#### Problem to solve:
Go through the entries and transcribe each one exactly, dropping the pictures.

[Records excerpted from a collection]
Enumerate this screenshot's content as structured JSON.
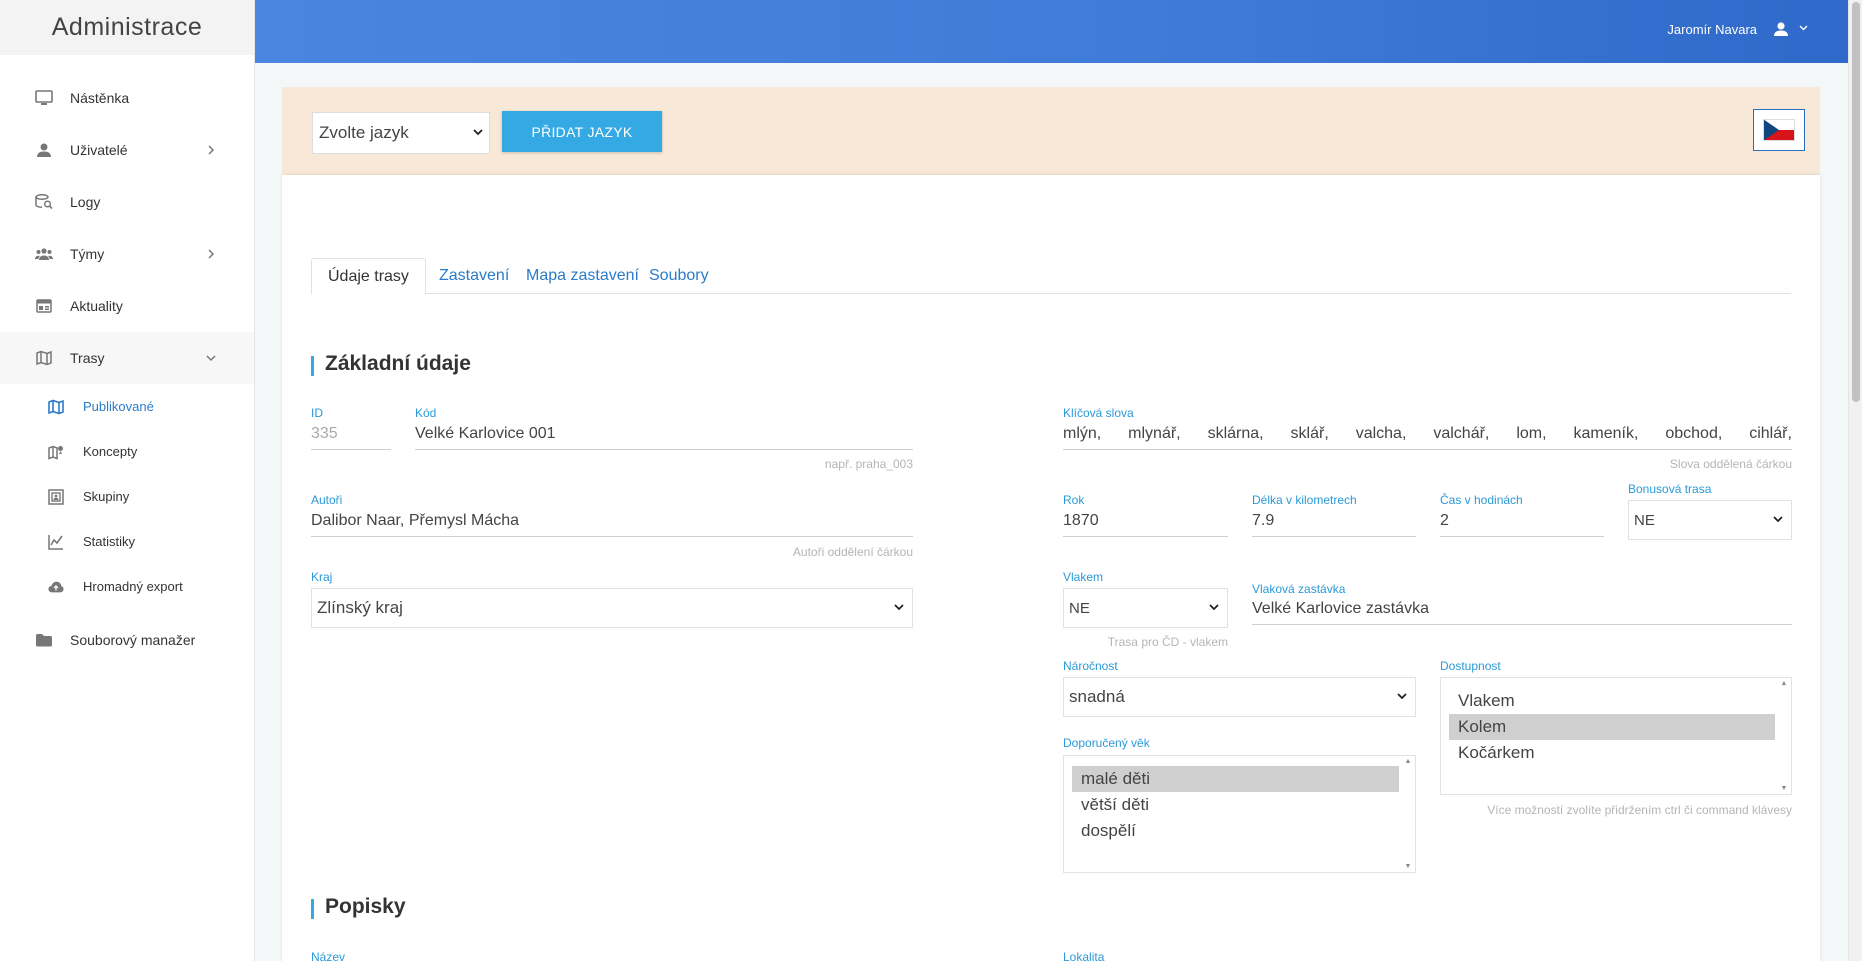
{
  "sidebar": {
    "brand": "Administrace",
    "items": [
      {
        "label": "Nástěnka",
        "icon": "monitor-icon"
      },
      {
        "label": "Uživatelé",
        "icon": "user-icon"
      },
      {
        "label": "Logy",
        "icon": "database-search-icon"
      },
      {
        "label": "Týmy",
        "icon": "group-icon"
      },
      {
        "label": "Aktuality",
        "icon": "news-icon"
      },
      {
        "label": "Trasy",
        "icon": "map-icon"
      }
    ],
    "sub_items": [
      {
        "label": "Publikované",
        "icon": "map-icon"
      },
      {
        "label": "Koncepty",
        "icon": "map-pin-icon"
      },
      {
        "label": "Skupiny",
        "icon": "group-frame-icon"
      },
      {
        "label": "Statistiky",
        "icon": "chart-icon"
      },
      {
        "label": "Hromadný export",
        "icon": "cloud-upload-icon"
      }
    ],
    "file_manager": {
      "label": "Souborový manažer",
      "icon": "folder-icon"
    }
  },
  "header": {
    "user_name": "Jaromír Navara"
  },
  "lang_bar": {
    "select_value": "Zvolte jazyk",
    "add_button": "PŘIDAT JAZYK"
  },
  "tabs": [
    "Údaje trasy",
    "Zastavení",
    "Mapa zastavení",
    "Soubory"
  ],
  "basic": {
    "title": "Základní údaje",
    "id_label": "ID",
    "id_value": "335",
    "code_label": "Kód",
    "code_value": "Velké Karlovice 001",
    "code_hint": "např. praha_003",
    "authors_label": "Autoři",
    "authors_value": "Dalibor Naar, Přemysl Mácha",
    "authors_hint": "Autoři oddělení čárkou",
    "region_label": "Kraj",
    "region_value": "Zlínský kraj",
    "keywords_label": "Klíčová slova",
    "keywords": [
      "mlýn,",
      "mlynář,",
      "sklárna,",
      "sklář,",
      "valcha,",
      "valchář,",
      "lom,",
      "kameník,",
      "obchod,",
      "cihlář,"
    ],
    "keywords_hint": "Slova oddělená čárkou",
    "year_label": "Rok",
    "year_value": "1870",
    "length_label": "Délka v kilometrech",
    "length_value": "7.9",
    "time_label": "Čas v hodinách",
    "time_value": "2",
    "bonus_label": "Bonusová trasa",
    "bonus_value": "NE",
    "train_label": "Vlakem",
    "train_value": "NE",
    "train_hint": "Trasa pro ČD - vlakem",
    "station_label": "Vlaková zastávka",
    "station_value": "Velké Karlovice zastávka",
    "difficulty_label": "Náročnost",
    "difficulty_value": "snadná",
    "access_label": "Dostupnost",
    "access_options": [
      "Vlakem",
      "Kolem",
      "Kočárkem"
    ],
    "access_hint": "Více možností zvolíte přidržením ctrl či command klávesy",
    "age_label": "Doporučený věk",
    "age_options": [
      "malé děti",
      "větší děti",
      "dospělí"
    ]
  },
  "descriptions": {
    "title": "Popisky",
    "name_label": "Název",
    "locality_label": "Lokalita"
  },
  "colors": {
    "accent": "#35a9e4",
    "header_gradient_start": "#4a86e0",
    "header_gradient_end": "#2f69c9",
    "lang_bar_bg": "#f8e8d8",
    "link": "#2a7bc9"
  }
}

#### Solution to this task:
Enumerate this screenshot's content as structured JSON.
{
  "sidebar": {
    "brand": "Administrace",
    "items": [
      {
        "label": "Nástěnka",
        "icon": "monitor-icon"
      },
      {
        "label": "Uživatelé",
        "icon": "user-icon"
      },
      {
        "label": "Logy",
        "icon": "database-search-icon"
      },
      {
        "label": "Týmy",
        "icon": "group-icon"
      },
      {
        "label": "Aktuality",
        "icon": "news-icon"
      },
      {
        "label": "Trasy",
        "icon": "map-icon"
      }
    ],
    "sub_items": [
      {
        "label": "Publikované",
        "icon": "map-icon"
      },
      {
        "label": "Koncepty",
        "icon": "map-pin-icon"
      },
      {
        "label": "Skupiny",
        "icon": "group-frame-icon"
      },
      {
        "label": "Statistiky",
        "icon": "chart-icon"
      },
      {
        "label": "Hromadný export",
        "icon": "cloud-upload-icon"
      }
    ],
    "file_manager": {
      "label": "Souborový manažer",
      "icon": "folder-icon"
    }
  },
  "header": {
    "user_name": "Jaromír Navara"
  },
  "lang_bar": {
    "select_value": "Zvolte jazyk",
    "add_button": "PŘIDAT JAZYK"
  },
  "tabs": [
    "Údaje trasy",
    "Zastavení",
    "Mapa zastavení",
    "Soubory"
  ],
  "basic": {
    "title": "Základní údaje",
    "id_label": "ID",
    "id_value": "335",
    "code_label": "Kód",
    "code_value": "Velké Karlovice 001",
    "code_hint": "např. praha_003",
    "authors_label": "Autoři",
    "authors_value": "Dalibor Naar, Přemysl Mácha",
    "authors_hint": "Autoři oddělení čárkou",
    "region_label": "Kraj",
    "region_value": "Zlínský kraj",
    "keywords_label": "Klíčová slova",
    "keywords": [
      "mlýn,",
      "mlynář,",
      "sklárna,",
      "sklář,",
      "valcha,",
      "valchář,",
      "lom,",
      "kameník,",
      "obchod,",
      "cihlář,"
    ],
    "keywords_hint": "Slova oddělená čárkou",
    "year_label": "Rok",
    "year_value": "1870",
    "length_label": "Délka v kilometrech",
    "length_value": "7.9",
    "time_label": "Čas v hodinách",
    "time_value": "2",
    "bonus_label": "Bonusová trasa",
    "bonus_value": "NE",
    "train_label": "Vlakem",
    "train_value": "NE",
    "train_hint": "Trasa pro ČD - vlakem",
    "station_label": "Vlaková zastávka",
    "station_value": "Velké Karlovice zastávka",
    "difficulty_label": "Náročnost",
    "difficulty_value": "snadná",
    "access_label": "Dostupnost",
    "access_options": [
      "Vlakem",
      "Kolem",
      "Kočárkem"
    ],
    "access_hint": "Více možností zvolíte přidržením ctrl či command klávesy",
    "age_label": "Doporučený věk",
    "age_options": [
      "malé děti",
      "větší děti",
      "dospělí"
    ]
  },
  "descriptions": {
    "title": "Popisky",
    "name_label": "Název",
    "locality_label": "Lokalita"
  },
  "colors": {
    "accent": "#35a9e4",
    "header_gradient_start": "#4a86e0",
    "header_gradient_end": "#2f69c9",
    "lang_bar_bg": "#f8e8d8",
    "link": "#2a7bc9"
  }
}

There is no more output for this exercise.